WHAT IS BEING ASKED: Locate the word "marcha" in the data below, then copy every line that holds it.

─── EXCERPTED RECORDS

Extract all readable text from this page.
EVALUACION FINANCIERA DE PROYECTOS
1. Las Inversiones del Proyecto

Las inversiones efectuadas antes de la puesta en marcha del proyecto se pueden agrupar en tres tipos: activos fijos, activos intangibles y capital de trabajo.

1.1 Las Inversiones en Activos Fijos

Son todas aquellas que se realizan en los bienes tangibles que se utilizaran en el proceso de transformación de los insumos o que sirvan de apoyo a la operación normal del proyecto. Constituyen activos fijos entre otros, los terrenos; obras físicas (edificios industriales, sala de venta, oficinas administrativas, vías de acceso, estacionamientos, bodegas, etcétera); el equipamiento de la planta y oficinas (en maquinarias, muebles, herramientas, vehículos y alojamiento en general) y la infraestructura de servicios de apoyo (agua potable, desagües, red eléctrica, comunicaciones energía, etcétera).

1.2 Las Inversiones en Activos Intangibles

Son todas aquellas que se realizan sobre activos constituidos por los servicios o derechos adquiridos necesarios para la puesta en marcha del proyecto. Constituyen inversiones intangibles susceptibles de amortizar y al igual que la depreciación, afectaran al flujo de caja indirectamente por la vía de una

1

──────

TASK ANSWER:
Las inversiones efectuadas antes de la puesta en marcha del proyecto se pueden agrupar en tres tipos: activos fijos, activos intangibles y capital de trabajo.
Son todas aquellas que se realizan sobre activos constituidos por los servicios o derechos adquiridos necesarios para la puesta en marcha del proyecto. Constituyen inversiones intangibles susceptibles de amortizar y al igual que la depreciación, afectaran al flujo de caja indirectamente por la vía de una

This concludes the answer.